● **Instructions for the task**
Report the number of lines where the string "сайте" occurs, and write nothing else.

● **Exercise inputs**
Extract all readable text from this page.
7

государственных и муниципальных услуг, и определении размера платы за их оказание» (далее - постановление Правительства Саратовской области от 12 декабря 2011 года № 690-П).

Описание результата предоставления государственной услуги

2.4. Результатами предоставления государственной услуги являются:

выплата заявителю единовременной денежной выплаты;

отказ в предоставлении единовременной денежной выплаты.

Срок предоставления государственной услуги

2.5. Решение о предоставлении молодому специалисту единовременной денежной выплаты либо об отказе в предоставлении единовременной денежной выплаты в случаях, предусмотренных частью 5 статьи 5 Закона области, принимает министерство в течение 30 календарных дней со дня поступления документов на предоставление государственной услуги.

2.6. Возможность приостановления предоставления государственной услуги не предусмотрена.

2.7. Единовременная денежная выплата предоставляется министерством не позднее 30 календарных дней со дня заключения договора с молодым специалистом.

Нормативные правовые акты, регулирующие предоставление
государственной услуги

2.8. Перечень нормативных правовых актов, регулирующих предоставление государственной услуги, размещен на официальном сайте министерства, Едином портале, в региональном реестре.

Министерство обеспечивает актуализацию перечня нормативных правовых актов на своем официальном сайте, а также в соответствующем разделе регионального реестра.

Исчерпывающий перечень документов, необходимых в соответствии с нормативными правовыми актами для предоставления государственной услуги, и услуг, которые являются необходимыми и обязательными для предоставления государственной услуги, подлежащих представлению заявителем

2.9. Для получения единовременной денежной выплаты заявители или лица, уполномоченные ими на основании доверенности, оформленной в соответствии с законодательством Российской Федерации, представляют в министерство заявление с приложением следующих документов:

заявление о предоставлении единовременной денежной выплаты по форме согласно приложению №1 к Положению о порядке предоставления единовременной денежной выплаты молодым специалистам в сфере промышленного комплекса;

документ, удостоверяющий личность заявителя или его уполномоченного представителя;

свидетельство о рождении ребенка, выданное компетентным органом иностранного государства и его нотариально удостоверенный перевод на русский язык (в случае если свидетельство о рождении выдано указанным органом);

● **Task output**
2